**Exercise requirements**
Leave out any picture and return the remaining listing below exactly as given.

- - - -

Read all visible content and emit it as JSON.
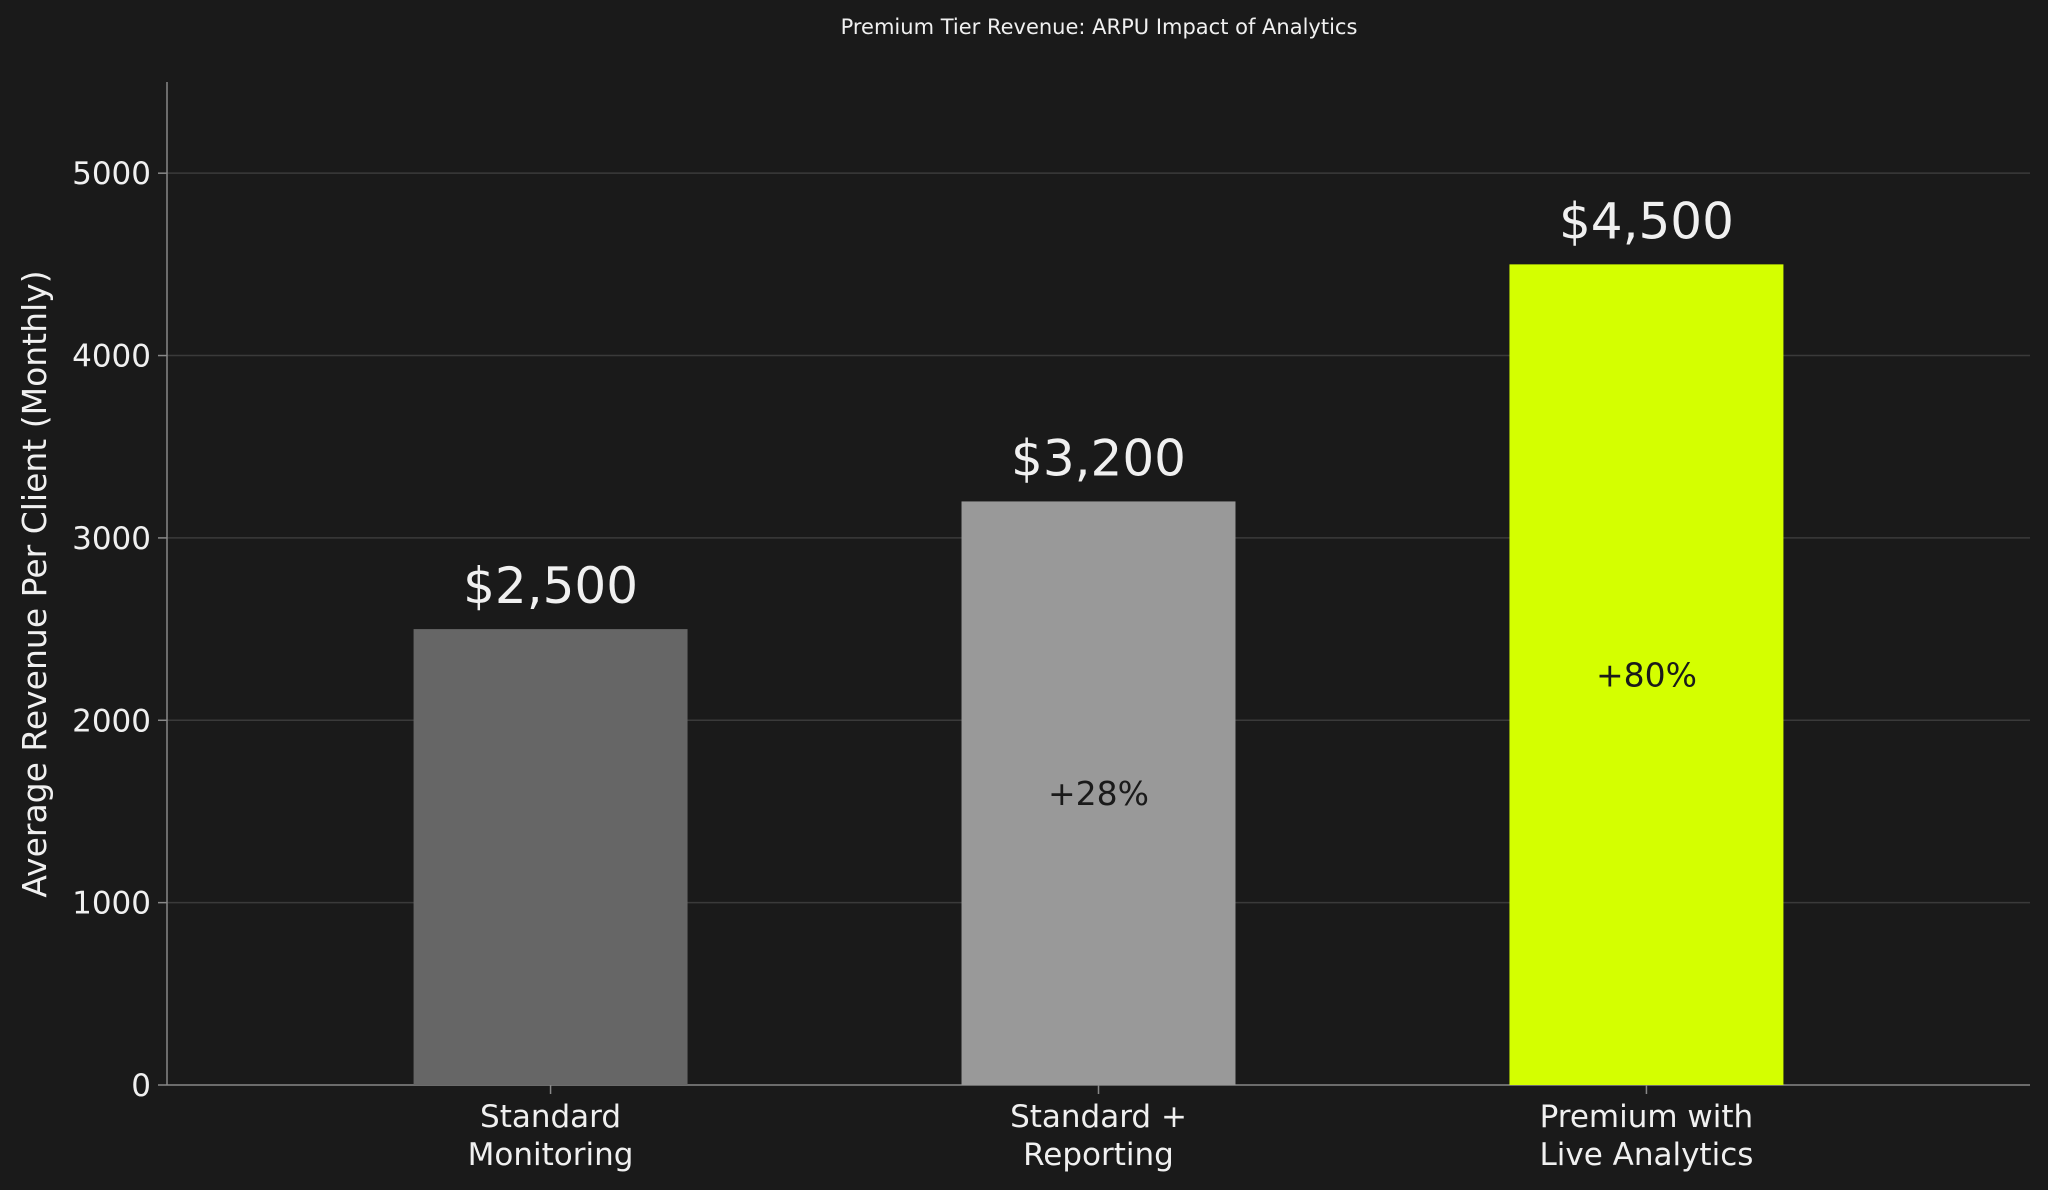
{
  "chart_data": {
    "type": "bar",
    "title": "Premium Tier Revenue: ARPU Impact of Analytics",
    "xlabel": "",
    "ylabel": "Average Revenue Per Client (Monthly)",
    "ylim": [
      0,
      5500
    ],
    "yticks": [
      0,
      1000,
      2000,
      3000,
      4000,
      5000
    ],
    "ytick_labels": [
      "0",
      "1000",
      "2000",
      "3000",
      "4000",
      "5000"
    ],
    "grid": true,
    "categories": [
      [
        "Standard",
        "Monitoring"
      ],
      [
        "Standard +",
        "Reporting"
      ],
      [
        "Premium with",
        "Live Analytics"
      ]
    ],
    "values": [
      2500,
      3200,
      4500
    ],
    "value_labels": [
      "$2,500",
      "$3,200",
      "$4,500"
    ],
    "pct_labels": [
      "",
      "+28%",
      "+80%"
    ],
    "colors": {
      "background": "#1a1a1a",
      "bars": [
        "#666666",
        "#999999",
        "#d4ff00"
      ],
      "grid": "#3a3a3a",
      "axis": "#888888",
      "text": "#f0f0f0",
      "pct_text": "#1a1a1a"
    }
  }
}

- - - -

**Full solution**
Read all visible content and emit it as JSON.
{
  "chart_data": {
    "type": "bar",
    "title": "Premium Tier Revenue: ARPU Impact of Analytics",
    "xlabel": "",
    "ylabel": "Average Revenue Per Client (Monthly)",
    "ylim": [
      0,
      5500
    ],
    "yticks": [
      0,
      1000,
      2000,
      3000,
      4000,
      5000
    ],
    "ytick_labels": [
      "0",
      "1000",
      "2000",
      "3000",
      "4000",
      "5000"
    ],
    "grid": true,
    "categories": [
      [
        "Standard",
        "Monitoring"
      ],
      [
        "Standard +",
        "Reporting"
      ],
      [
        "Premium with",
        "Live Analytics"
      ]
    ],
    "values": [
      2500,
      3200,
      4500
    ],
    "value_labels": [
      "$2,500",
      "$3,200",
      "$4,500"
    ],
    "pct_labels": [
      "",
      "+28%",
      "+80%"
    ],
    "colors": {
      "background": "#1a1a1a",
      "bars": [
        "#666666",
        "#999999",
        "#d4ff00"
      ],
      "grid": "#3a3a3a",
      "axis": "#888888",
      "text": "#f0f0f0",
      "pct_text": "#1a1a1a"
    }
  }
}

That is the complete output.